Records excerpted from a collection:
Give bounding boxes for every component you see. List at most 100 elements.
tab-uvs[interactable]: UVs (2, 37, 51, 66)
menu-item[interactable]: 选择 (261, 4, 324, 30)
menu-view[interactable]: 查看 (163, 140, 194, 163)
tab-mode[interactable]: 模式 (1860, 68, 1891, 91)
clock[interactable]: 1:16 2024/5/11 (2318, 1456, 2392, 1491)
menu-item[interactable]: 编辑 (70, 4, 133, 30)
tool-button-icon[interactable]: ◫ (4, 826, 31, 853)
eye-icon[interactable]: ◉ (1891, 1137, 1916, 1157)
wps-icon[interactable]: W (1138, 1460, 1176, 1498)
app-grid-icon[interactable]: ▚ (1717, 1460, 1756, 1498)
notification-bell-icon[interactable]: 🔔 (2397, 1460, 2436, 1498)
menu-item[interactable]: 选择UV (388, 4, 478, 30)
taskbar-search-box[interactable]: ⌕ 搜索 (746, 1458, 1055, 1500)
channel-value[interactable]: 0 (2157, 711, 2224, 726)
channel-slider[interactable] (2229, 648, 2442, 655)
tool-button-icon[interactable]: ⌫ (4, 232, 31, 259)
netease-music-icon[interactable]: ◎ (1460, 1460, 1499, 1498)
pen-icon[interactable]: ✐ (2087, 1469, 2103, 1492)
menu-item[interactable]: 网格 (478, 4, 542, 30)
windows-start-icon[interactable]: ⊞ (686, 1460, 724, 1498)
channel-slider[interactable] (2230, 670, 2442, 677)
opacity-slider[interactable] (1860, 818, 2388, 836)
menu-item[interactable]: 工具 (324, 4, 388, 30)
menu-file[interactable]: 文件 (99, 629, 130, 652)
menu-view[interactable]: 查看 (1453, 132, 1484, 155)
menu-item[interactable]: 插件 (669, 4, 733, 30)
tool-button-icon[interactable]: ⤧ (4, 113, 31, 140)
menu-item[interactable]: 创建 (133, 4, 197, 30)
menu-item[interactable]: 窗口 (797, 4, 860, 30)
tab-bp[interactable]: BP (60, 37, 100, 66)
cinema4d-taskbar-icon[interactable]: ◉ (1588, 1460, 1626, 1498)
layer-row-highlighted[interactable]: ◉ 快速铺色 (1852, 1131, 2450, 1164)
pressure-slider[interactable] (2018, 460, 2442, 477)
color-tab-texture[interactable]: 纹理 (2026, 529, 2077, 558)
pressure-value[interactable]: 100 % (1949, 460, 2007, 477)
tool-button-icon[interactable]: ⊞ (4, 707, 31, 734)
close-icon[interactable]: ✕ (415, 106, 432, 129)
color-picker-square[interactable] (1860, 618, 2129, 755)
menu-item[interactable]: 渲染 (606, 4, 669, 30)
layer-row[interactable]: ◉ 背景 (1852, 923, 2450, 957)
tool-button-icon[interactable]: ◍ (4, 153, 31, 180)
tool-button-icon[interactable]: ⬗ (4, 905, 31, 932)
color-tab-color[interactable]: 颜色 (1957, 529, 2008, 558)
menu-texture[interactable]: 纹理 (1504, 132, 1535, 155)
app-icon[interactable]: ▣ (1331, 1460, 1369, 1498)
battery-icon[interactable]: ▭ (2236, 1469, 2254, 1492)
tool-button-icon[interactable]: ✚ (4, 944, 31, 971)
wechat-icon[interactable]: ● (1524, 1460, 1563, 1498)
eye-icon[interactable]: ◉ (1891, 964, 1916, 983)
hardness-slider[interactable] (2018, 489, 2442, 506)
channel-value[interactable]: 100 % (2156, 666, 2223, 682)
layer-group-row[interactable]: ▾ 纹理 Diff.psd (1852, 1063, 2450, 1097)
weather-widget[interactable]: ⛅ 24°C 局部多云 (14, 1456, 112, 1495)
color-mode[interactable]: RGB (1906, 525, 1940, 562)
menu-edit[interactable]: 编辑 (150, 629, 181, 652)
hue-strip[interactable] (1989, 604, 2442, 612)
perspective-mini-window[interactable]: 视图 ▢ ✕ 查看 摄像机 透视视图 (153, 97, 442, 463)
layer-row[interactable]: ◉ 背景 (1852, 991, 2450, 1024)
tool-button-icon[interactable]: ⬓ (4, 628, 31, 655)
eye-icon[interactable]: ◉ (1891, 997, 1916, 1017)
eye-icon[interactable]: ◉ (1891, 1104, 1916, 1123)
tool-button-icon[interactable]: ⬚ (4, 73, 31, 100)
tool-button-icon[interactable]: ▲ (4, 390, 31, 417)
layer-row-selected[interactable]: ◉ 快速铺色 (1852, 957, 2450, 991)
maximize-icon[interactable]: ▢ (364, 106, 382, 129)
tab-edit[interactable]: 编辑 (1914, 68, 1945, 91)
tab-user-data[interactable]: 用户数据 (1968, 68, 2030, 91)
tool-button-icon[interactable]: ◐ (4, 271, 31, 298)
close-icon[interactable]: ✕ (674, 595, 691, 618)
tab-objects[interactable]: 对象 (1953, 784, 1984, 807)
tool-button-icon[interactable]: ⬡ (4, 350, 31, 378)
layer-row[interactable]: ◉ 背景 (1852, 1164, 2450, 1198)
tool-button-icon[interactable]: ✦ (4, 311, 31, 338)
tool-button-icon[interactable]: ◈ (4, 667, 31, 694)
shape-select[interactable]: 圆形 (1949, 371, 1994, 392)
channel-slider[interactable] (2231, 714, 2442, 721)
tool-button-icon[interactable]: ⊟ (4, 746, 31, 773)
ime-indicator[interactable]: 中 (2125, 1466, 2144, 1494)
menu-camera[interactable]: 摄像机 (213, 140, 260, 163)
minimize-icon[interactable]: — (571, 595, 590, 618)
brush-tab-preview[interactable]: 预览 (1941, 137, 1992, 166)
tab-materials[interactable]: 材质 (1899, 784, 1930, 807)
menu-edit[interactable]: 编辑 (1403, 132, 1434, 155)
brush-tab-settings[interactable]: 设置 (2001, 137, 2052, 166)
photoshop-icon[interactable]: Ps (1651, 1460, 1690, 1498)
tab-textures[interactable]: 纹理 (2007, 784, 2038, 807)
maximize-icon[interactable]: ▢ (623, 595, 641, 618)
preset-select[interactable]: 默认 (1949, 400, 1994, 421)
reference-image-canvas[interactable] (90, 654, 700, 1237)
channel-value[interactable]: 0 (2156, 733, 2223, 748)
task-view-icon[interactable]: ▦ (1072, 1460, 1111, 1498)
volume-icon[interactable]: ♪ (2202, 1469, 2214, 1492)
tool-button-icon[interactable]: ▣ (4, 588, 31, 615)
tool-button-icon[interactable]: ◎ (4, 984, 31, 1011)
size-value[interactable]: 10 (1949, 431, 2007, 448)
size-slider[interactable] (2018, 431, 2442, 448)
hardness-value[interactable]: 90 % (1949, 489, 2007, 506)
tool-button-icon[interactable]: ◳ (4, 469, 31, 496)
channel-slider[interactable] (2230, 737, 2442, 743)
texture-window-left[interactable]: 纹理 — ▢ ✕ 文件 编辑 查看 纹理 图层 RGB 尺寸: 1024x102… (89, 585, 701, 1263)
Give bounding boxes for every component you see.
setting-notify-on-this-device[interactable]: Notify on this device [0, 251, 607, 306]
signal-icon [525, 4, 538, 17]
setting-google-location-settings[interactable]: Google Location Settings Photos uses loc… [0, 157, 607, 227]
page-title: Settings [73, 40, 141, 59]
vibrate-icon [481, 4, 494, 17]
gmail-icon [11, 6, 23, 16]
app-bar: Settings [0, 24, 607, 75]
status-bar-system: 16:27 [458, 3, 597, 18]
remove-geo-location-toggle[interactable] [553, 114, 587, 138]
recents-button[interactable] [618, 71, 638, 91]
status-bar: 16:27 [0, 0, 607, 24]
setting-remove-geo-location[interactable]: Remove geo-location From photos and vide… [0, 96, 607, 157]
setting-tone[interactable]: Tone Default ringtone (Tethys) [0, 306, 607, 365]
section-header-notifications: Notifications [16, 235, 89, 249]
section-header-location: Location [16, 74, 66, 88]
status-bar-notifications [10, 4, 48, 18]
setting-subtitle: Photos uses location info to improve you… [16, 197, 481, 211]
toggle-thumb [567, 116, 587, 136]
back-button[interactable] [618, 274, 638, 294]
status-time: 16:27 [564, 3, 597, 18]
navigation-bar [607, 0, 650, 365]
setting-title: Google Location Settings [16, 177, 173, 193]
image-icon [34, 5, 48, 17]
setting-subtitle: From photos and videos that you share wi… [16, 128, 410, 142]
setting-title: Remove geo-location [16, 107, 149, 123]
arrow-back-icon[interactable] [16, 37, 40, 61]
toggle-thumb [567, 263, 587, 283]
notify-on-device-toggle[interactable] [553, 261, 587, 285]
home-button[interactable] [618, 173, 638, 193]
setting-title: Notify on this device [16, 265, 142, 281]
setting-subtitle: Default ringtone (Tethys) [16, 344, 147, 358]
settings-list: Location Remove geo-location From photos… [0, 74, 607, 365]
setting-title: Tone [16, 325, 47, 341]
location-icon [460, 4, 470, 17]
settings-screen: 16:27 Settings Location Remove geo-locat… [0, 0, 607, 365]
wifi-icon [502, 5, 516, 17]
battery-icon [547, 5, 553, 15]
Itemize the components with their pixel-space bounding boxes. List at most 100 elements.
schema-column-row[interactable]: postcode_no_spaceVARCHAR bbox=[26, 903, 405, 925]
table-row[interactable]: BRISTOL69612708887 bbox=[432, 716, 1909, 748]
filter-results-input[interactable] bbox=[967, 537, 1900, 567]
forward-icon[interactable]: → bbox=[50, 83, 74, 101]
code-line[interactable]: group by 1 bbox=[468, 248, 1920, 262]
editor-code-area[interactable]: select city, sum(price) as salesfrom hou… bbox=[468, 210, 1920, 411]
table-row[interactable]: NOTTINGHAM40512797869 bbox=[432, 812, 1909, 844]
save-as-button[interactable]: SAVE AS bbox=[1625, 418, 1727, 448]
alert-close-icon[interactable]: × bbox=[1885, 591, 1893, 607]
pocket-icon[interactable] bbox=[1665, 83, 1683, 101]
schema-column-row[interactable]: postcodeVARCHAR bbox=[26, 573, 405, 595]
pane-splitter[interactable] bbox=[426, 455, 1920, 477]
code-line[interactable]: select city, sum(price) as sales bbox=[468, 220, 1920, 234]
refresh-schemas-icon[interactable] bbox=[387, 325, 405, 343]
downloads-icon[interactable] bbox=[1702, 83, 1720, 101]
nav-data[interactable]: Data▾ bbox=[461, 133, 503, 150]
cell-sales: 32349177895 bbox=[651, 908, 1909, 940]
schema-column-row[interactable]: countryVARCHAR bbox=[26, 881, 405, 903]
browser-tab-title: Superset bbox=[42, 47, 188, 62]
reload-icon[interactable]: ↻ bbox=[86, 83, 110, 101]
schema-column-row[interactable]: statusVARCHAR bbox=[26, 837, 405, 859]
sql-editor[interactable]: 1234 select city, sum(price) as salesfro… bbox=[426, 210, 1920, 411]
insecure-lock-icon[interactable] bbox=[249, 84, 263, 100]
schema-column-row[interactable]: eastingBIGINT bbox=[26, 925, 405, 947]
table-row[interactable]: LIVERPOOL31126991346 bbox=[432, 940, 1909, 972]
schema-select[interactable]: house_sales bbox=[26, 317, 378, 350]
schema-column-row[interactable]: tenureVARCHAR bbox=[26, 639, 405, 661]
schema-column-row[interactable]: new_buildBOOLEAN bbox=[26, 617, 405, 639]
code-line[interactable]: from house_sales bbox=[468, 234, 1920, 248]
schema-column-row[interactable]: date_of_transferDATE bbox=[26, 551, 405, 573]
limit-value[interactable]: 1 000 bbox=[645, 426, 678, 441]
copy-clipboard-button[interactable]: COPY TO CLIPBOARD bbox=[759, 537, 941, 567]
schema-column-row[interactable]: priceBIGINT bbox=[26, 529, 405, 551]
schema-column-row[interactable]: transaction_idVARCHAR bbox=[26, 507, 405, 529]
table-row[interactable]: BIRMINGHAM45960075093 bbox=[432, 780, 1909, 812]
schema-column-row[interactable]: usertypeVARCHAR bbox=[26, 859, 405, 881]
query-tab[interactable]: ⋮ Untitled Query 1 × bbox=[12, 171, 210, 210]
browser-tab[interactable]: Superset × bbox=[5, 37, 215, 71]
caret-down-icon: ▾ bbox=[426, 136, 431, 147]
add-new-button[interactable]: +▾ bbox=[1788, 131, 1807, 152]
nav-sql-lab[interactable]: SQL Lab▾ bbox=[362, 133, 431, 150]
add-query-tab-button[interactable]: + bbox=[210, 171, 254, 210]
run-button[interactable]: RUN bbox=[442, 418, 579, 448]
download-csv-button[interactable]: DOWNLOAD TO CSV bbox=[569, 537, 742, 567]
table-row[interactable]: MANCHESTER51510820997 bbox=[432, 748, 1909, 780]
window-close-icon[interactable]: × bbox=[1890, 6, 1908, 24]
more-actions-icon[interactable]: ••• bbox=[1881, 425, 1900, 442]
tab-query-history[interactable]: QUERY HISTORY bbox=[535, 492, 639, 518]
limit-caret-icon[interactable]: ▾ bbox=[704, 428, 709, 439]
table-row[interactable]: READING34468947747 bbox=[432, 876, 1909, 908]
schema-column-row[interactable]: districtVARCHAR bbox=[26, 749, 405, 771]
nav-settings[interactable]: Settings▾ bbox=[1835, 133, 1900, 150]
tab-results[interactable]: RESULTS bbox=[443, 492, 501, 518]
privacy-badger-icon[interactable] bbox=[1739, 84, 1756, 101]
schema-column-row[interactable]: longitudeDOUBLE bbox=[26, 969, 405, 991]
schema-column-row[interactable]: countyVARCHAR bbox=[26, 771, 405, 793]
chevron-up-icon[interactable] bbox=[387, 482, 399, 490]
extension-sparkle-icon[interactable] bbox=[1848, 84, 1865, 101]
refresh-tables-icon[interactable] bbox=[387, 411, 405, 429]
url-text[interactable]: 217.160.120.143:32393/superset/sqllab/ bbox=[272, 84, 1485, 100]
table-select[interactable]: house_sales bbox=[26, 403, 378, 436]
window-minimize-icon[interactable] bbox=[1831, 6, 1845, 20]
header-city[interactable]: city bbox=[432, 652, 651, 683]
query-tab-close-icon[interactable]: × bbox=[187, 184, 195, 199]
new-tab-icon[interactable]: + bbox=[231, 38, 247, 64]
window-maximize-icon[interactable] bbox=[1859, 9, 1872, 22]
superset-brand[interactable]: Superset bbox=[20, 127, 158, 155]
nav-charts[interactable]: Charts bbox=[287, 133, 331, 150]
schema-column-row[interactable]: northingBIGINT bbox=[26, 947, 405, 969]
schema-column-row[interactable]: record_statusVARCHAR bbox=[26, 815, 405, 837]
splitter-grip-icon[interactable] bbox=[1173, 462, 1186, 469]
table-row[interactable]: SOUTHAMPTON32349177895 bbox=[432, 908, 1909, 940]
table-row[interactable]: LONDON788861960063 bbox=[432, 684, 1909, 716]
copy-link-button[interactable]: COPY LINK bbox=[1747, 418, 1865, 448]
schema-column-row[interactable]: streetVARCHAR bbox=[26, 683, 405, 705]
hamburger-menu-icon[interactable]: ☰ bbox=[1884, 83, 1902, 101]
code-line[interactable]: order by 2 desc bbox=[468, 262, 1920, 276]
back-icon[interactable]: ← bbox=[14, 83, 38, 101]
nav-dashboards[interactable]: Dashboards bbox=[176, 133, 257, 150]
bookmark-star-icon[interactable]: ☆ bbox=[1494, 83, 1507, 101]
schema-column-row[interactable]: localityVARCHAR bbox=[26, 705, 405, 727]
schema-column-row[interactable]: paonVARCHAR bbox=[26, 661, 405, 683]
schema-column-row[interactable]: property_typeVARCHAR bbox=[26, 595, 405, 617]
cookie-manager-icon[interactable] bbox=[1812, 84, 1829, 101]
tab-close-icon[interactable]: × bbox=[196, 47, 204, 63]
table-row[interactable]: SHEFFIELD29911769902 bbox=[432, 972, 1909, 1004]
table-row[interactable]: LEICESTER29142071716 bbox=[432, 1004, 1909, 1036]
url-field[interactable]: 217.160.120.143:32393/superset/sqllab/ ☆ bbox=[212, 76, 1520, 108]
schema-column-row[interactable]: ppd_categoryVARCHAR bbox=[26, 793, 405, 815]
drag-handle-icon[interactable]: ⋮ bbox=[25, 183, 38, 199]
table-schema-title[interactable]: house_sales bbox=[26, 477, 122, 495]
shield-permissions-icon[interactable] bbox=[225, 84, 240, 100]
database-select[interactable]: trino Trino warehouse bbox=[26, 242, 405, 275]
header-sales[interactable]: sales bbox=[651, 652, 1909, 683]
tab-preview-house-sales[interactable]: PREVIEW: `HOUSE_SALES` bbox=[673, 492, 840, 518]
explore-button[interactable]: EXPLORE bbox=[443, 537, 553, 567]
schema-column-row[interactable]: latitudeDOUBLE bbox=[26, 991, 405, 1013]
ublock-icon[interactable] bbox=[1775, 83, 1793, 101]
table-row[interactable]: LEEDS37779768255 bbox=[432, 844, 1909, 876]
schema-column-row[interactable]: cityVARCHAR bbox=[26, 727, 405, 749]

The problem:
Reproduce the lines of the material running from its start through the line that contains "menu-item[interactable]: 网格 (478, 4, 542, 30)", including both ends.

Solution for this task:
Give bounding boxes for every component you see. List at most 100 elements.
tab-uvs[interactable]: UVs (2, 37, 51, 66)
menu-item[interactable]: 选择 (261, 4, 324, 30)
menu-view[interactable]: 查看 (163, 140, 194, 163)
tab-mode[interactable]: 模式 (1860, 68, 1891, 91)
clock[interactable]: 1:16 2024/5/11 (2318, 1456, 2392, 1491)
menu-item[interactable]: 编辑 (70, 4, 133, 30)
tool-button-icon[interactable]: ◫ (4, 826, 31, 853)
eye-icon[interactable]: ◉ (1891, 1137, 1916, 1157)
wps-icon[interactable]: W (1138, 1460, 1176, 1498)
app-grid-icon[interactable]: ▚ (1717, 1460, 1756, 1498)
notification-bell-icon[interactable]: 🔔 (2397, 1460, 2436, 1498)
menu-item[interactable]: 选择UV (388, 4, 478, 30)
taskbar-search-box[interactable]: ⌕ 搜索 (746, 1458, 1055, 1500)
channel-value[interactable]: 0 (2157, 711, 2224, 726)
channel-slider[interactable] (2229, 648, 2442, 655)
tool-button-icon[interactable]: ⌫ (4, 232, 31, 259)
netease-music-icon[interactable]: ◎ (1460, 1460, 1499, 1498)
pen-icon[interactable]: ✐ (2087, 1469, 2103, 1492)
menu-item[interactable]: 网格 (478, 4, 542, 30)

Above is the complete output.